Start of Records for this task

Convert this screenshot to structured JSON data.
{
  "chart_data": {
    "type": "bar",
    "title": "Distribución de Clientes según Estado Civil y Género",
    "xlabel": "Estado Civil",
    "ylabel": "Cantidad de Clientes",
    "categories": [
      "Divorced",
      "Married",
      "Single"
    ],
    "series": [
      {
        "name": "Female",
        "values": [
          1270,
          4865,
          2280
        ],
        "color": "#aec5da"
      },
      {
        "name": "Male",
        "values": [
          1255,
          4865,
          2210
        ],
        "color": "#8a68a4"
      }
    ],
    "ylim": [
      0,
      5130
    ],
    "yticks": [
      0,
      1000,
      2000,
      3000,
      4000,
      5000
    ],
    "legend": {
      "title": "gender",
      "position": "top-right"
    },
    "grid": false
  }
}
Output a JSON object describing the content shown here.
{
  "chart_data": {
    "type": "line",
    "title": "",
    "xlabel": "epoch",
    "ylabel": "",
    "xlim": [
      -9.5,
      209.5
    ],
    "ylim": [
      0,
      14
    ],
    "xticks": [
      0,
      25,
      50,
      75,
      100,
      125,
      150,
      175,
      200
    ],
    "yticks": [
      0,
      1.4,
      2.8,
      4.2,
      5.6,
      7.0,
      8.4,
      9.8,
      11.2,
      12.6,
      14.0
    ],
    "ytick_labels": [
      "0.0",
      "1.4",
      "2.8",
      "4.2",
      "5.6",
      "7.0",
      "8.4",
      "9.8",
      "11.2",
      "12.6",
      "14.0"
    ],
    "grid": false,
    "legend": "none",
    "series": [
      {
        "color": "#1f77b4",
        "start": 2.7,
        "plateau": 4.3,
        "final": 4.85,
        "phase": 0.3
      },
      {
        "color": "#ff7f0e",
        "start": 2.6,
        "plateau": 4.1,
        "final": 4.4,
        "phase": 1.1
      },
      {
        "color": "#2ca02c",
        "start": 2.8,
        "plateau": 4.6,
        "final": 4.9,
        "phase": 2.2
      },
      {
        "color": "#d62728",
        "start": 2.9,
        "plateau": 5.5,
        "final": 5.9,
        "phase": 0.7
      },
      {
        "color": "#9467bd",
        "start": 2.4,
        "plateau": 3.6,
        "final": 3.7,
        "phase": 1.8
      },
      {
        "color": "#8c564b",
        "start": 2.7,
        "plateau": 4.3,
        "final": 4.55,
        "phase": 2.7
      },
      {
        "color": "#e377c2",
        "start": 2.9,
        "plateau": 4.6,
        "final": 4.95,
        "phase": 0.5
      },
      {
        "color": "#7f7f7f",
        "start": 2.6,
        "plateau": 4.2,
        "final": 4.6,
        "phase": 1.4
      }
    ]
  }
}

End of Records for this task

(Your instructions) Show the lines of the records that contain the word "title".

(Written reply)
    "title": "Distribución de Clientes según Estado Civil y Género",
      "title": "gender",
    "title": "",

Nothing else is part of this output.